TASK MATERIAL:
Start
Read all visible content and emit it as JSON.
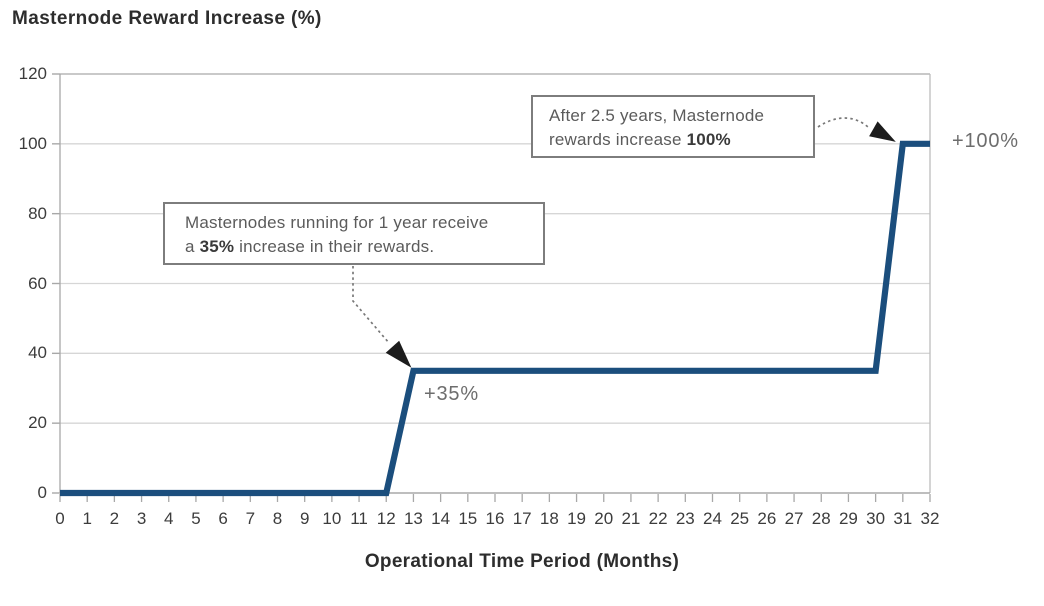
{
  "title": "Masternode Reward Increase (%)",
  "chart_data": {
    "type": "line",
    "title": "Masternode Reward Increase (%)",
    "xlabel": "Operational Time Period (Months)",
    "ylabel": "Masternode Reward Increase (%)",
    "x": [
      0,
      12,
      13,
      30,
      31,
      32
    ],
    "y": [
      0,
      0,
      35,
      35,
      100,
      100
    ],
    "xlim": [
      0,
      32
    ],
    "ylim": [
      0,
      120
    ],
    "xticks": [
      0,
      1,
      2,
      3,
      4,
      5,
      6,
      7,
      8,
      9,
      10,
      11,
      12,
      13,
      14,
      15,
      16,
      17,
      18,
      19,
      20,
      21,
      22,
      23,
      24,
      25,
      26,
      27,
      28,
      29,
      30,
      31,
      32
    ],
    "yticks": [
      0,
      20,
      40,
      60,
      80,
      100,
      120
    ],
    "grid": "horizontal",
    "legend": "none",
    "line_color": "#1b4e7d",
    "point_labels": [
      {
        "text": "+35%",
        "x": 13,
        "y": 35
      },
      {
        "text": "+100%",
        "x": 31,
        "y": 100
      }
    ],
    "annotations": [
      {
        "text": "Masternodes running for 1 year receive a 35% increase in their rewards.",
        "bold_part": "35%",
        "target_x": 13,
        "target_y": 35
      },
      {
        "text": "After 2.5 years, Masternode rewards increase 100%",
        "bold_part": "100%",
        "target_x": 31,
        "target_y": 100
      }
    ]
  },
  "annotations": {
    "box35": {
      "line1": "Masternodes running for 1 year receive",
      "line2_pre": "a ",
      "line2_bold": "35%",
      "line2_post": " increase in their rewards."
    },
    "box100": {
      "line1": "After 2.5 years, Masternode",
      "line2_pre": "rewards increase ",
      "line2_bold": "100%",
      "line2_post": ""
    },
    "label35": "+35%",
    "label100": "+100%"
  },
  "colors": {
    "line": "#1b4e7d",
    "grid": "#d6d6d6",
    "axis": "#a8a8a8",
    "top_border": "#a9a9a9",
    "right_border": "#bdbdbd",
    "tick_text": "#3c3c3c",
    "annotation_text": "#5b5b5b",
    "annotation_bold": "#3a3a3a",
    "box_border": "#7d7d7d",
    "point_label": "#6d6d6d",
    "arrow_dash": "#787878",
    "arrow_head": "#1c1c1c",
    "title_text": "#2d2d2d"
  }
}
End
Start
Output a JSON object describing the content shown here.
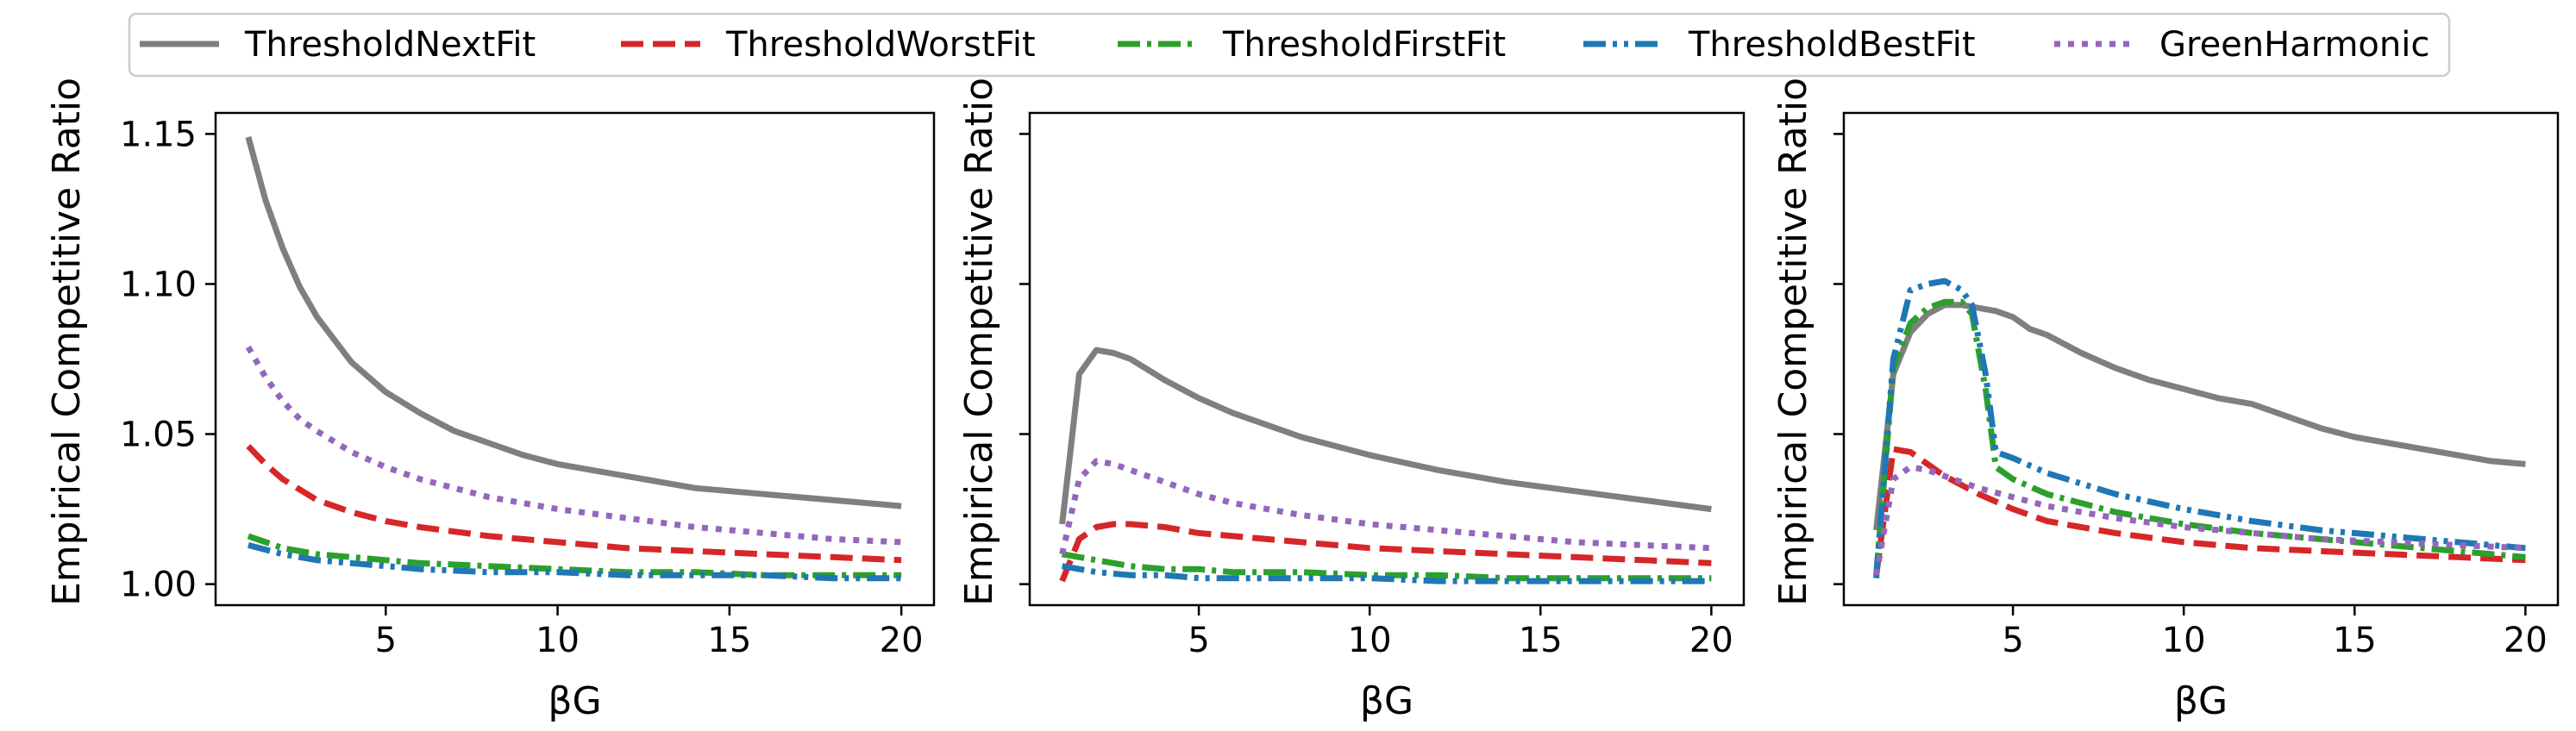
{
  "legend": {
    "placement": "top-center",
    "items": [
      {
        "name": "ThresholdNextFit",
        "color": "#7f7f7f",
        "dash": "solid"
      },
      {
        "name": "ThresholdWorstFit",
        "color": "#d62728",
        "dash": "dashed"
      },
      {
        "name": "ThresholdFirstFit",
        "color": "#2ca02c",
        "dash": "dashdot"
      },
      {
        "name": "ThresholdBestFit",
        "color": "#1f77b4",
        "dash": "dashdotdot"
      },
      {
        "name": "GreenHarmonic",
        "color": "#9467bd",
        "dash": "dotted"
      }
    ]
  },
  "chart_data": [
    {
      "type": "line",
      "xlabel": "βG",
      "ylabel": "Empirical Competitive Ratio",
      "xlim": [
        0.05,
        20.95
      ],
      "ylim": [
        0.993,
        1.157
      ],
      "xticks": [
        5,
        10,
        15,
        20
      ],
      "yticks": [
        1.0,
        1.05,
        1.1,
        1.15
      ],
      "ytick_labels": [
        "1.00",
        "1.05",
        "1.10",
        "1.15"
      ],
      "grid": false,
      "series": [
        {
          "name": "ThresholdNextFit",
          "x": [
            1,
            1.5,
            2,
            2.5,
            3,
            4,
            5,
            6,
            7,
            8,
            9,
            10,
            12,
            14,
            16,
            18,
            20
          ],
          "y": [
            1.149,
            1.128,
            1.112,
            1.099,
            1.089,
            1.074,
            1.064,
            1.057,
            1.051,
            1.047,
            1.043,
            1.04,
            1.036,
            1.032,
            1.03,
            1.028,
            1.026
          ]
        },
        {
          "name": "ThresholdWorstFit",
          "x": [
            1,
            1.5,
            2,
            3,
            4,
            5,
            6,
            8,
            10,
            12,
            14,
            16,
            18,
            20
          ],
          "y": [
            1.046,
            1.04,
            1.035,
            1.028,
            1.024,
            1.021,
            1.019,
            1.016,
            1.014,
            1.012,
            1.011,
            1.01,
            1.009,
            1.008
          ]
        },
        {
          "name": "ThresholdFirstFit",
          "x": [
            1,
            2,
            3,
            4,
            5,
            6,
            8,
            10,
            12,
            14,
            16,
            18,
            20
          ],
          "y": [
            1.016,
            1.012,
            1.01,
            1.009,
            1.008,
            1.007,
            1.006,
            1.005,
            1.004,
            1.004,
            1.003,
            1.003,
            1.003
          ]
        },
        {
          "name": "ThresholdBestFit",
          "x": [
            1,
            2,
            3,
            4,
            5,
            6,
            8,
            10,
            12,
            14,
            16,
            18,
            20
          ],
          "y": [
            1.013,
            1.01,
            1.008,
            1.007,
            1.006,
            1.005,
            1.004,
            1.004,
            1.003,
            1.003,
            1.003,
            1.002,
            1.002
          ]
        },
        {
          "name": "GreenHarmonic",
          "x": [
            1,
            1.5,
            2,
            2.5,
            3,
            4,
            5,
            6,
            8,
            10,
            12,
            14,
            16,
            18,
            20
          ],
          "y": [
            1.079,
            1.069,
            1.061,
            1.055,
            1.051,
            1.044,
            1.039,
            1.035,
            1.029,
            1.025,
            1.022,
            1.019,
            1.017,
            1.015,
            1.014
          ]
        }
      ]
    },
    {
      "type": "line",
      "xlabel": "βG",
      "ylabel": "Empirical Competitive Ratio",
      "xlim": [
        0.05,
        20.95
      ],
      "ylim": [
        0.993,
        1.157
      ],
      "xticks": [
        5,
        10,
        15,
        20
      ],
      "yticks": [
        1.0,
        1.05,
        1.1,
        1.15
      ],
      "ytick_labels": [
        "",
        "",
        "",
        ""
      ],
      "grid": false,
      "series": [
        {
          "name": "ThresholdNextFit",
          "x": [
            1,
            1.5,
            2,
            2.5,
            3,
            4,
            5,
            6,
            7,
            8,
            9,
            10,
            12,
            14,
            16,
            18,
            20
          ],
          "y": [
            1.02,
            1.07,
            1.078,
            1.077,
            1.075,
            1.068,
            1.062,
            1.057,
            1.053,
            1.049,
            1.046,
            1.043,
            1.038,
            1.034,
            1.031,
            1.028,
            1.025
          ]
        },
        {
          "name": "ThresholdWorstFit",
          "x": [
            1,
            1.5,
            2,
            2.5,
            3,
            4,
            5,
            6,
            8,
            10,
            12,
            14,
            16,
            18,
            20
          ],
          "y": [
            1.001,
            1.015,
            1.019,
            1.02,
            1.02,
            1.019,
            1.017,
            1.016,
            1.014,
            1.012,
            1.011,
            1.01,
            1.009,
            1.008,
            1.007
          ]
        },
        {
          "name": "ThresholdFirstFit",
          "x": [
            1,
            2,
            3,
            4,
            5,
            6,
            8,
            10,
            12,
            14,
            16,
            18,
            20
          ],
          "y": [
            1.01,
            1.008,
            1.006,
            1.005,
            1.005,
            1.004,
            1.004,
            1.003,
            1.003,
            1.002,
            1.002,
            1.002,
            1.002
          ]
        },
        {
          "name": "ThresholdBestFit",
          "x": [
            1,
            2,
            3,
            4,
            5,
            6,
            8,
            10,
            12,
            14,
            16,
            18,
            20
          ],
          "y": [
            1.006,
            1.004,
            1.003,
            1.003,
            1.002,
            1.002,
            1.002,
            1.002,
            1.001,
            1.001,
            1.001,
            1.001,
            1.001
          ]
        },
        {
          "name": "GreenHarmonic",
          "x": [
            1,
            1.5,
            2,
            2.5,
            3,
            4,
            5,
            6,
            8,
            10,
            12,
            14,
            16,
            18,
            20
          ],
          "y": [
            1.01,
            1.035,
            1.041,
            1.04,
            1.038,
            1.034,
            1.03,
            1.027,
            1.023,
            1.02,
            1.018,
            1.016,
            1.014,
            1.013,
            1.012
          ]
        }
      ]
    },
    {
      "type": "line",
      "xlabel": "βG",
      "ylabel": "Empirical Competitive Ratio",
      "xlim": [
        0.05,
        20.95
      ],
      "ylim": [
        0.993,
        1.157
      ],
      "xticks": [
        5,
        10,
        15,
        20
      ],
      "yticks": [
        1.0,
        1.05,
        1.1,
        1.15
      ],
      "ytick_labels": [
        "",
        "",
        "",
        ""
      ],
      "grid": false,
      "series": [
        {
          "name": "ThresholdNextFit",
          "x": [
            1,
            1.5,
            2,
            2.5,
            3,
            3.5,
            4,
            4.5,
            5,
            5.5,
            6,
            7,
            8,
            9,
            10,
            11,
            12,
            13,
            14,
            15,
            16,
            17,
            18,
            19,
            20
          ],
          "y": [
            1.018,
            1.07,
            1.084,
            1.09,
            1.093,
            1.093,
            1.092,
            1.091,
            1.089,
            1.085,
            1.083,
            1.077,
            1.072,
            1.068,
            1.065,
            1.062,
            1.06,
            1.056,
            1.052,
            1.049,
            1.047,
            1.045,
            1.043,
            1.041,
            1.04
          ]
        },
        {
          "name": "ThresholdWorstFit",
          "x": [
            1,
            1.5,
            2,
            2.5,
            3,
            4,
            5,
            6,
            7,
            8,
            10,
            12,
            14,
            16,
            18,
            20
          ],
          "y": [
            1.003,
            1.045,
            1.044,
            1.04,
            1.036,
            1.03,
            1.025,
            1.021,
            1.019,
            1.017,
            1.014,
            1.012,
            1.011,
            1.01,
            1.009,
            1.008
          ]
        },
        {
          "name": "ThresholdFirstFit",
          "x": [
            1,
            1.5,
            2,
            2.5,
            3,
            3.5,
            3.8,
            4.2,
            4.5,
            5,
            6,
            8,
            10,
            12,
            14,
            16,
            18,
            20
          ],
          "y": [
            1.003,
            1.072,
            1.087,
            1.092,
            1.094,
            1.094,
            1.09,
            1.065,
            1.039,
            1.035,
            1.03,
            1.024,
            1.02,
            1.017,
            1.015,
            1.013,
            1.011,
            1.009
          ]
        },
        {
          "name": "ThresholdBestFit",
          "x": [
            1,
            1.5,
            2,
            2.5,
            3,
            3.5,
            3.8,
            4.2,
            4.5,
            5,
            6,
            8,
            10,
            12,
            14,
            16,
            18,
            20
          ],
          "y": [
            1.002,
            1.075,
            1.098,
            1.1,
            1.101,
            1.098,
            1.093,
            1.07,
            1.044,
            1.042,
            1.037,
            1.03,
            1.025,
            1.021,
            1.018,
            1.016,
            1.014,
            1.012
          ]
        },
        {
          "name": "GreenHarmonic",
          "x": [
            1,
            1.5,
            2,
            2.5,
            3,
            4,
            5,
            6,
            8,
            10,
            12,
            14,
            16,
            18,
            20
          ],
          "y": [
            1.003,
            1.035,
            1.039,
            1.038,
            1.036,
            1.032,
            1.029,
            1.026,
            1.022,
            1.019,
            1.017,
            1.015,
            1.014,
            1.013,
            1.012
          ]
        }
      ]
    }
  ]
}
End
WHAT YOU WILL DO: Search the preceding listing for the word "After" and pull out every line that holds it.

ANSWER TO THIS TASK:
        "text": "After 2.5 years, Masternode rewards increase 100%",
      "line1": "After 2.5 years, Masternode",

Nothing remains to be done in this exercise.